start Exercise materials
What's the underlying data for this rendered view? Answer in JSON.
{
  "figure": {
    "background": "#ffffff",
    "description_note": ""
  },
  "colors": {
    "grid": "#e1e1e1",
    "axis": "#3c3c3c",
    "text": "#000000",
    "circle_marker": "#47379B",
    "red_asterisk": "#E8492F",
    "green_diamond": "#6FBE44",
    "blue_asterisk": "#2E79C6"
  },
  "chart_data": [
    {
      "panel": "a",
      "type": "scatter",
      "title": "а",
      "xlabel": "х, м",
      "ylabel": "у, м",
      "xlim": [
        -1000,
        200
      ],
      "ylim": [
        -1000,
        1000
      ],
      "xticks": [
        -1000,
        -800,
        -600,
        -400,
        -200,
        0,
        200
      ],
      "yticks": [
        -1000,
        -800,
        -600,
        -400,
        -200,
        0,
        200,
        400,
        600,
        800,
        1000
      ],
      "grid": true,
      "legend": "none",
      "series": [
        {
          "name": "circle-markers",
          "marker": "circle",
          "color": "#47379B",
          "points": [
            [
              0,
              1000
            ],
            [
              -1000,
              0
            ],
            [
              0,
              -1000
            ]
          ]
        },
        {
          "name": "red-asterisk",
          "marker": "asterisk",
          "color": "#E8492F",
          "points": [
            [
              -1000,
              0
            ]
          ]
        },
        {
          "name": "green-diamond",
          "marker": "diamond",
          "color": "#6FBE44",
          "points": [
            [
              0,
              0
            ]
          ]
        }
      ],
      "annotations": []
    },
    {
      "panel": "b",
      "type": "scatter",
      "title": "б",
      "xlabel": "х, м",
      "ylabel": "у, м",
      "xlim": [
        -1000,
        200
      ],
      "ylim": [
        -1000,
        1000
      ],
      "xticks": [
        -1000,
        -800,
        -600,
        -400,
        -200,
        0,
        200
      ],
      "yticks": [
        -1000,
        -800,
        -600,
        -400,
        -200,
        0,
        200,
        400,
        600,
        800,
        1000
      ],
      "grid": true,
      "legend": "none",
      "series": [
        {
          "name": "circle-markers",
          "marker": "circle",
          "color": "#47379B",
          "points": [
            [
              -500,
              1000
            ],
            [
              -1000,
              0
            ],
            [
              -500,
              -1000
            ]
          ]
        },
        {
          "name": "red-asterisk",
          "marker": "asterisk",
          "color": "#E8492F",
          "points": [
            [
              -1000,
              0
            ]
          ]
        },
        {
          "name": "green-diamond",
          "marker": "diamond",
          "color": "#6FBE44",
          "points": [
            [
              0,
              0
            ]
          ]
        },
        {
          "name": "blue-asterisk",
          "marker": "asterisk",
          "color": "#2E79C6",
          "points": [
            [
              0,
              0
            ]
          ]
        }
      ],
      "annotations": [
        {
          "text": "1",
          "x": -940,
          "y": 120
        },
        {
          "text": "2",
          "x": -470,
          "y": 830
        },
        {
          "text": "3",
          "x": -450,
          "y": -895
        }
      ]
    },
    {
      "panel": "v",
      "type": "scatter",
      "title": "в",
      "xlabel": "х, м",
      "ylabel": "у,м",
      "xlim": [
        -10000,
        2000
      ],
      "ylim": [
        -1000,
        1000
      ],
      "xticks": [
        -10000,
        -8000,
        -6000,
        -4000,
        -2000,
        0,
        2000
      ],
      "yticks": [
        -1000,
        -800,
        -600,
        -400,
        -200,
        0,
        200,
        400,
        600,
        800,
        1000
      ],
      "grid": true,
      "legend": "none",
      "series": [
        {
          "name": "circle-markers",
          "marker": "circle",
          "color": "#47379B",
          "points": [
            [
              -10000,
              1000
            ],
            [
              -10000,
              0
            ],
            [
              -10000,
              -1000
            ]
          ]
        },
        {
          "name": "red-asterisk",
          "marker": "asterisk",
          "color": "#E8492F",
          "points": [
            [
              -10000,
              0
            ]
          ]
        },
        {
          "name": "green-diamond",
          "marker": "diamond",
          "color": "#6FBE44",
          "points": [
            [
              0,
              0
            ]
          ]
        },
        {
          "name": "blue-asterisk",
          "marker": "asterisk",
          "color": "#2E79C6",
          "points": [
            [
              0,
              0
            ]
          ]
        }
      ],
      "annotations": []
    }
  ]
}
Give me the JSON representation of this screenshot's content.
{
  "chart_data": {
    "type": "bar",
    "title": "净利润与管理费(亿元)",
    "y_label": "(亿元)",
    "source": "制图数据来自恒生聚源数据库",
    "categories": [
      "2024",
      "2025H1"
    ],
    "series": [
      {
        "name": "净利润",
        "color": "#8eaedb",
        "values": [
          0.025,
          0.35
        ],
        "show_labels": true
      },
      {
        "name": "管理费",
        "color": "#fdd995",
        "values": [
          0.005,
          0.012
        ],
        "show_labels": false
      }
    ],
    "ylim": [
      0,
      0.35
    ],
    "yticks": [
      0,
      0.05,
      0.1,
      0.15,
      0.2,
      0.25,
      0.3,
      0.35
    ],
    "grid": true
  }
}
end Exercise materials
(What is expected)
Quote the entire listing above exactly.

(Expected answer)
What's the underlying data for this rendered view? Answer in JSON.
{
  "figure": {
    "background": "#ffffff",
    "description_note": ""
  },
  "colors": {
    "grid": "#e1e1e1",
    "axis": "#3c3c3c",
    "text": "#000000",
    "circle_marker": "#47379B",
    "red_asterisk": "#E8492F",
    "green_diamond": "#6FBE44",
    "blue_asterisk": "#2E79C6"
  },
  "chart_data": [
    {
      "panel": "a",
      "type": "scatter",
      "title": "а",
      "xlabel": "х, м",
      "ylabel": "у, м",
      "xlim": [
        -1000,
        200
      ],
      "ylim": [
        -1000,
        1000
      ],
      "xticks": [
        -1000,
        -800,
        -600,
        -400,
        -200,
        0,
        200
      ],
      "yticks": [
        -1000,
        -800,
        -600,
        -400,
        -200,
        0,
        200,
        400,
        600,
        800,
        1000
      ],
      "grid": true,
      "legend": "none",
      "series": [
        {
          "name": "circle-markers",
          "marker": "circle",
          "color": "#47379B",
          "points": [
            [
              0,
              1000
            ],
            [
              -1000,
              0
            ],
            [
              0,
              -1000
            ]
          ]
        },
        {
          "name": "red-asterisk",
          "marker": "asterisk",
          "color": "#E8492F",
          "points": [
            [
              -1000,
              0
            ]
          ]
        },
        {
          "name": "green-diamond",
          "marker": "diamond",
          "color": "#6FBE44",
          "points": [
            [
              0,
              0
            ]
          ]
        }
      ],
      "annotations": []
    },
    {
      "panel": "b",
      "type": "scatter",
      "title": "б",
      "xlabel": "х, м",
      "ylabel": "у, м",
      "xlim": [
        -1000,
        200
      ],
      "ylim": [
        -1000,
        1000
      ],
      "xticks": [
        -1000,
        -800,
        -600,
        -400,
        -200,
        0,
        200
      ],
      "yticks": [
        -1000,
        -800,
        -600,
        -400,
        -200,
        0,
        200,
        400,
        600,
        800,
        1000
      ],
      "grid": true,
      "legend": "none",
      "series": [
        {
          "name": "circle-markers",
          "marker": "circle",
          "color": "#47379B",
          "points": [
            [
              -500,
              1000
            ],
            [
              -1000,
              0
            ],
            [
              -500,
              -1000
            ]
          ]
        },
        {
          "name": "red-asterisk",
          "marker": "asterisk",
          "color": "#E8492F",
          "points": [
            [
              -1000,
              0
            ]
          ]
        },
        {
          "name": "green-diamond",
          "marker": "diamond",
          "color": "#6FBE44",
          "points": [
            [
              0,
              0
            ]
          ]
        },
        {
          "name": "blue-asterisk",
          "marker": "asterisk",
          "color": "#2E79C6",
          "points": [
            [
              0,
              0
            ]
          ]
        }
      ],
      "annotations": [
        {
          "text": "1",
          "x": -940,
          "y": 120
        },
        {
          "text": "2",
          "x": -470,
          "y": 830
        },
        {
          "text": "3",
          "x": -450,
          "y": -895
        }
      ]
    },
    {
      "panel": "v",
      "type": "scatter",
      "title": "в",
      "xlabel": "х, м",
      "ylabel": "у,м",
      "xlim": [
        -10000,
        2000
      ],
      "ylim": [
        -1000,
        1000
      ],
      "xticks": [
        -10000,
        -8000,
        -6000,
        -4000,
        -2000,
        0,
        2000
      ],
      "yticks": [
        -1000,
        -800,
        -600,
        -400,
        -200,
        0,
        200,
        400,
        600,
        800,
        1000
      ],
      "grid": true,
      "legend": "none",
      "series": [
        {
          "name": "circle-markers",
          "marker": "circle",
          "color": "#47379B",
          "points": [
            [
              -10000,
              1000
            ],
            [
              -10000,
              0
            ],
            [
              -10000,
              -1000
            ]
          ]
        },
        {
          "name": "red-asterisk",
          "marker": "asterisk",
          "color": "#E8492F",
          "points": [
            [
              -10000,
              0
            ]
          ]
        },
        {
          "name": "green-diamond",
          "marker": "diamond",
          "color": "#6FBE44",
          "points": [
            [
              0,
              0
            ]
          ]
        },
        {
          "name": "blue-asterisk",
          "marker": "asterisk",
          "color": "#2E79C6",
          "points": [
            [
              0,
              0
            ]
          ]
        }
      ],
      "annotations": []
    }
  ]
}
Give me the JSON representation of this screenshot's content.
{
  "chart_data": {
    "type": "bar",
    "title": "净利润与管理费(亿元)",
    "y_label": "(亿元)",
    "source": "制图数据来自恒生聚源数据库",
    "categories": [
      "2024",
      "2025H1"
    ],
    "series": [
      {
        "name": "净利润",
        "color": "#8eaedb",
        "values": [
          0.025,
          0.35
        ],
        "show_labels": true
      },
      {
        "name": "管理费",
        "color": "#fdd995",
        "values": [
          0.005,
          0.012
        ],
        "show_labels": false
      }
    ],
    "ylim": [
      0,
      0.35
    ],
    "yticks": [
      0,
      0.05,
      0.1,
      0.15,
      0.2,
      0.25,
      0.3,
      0.35
    ],
    "grid": true
  }
}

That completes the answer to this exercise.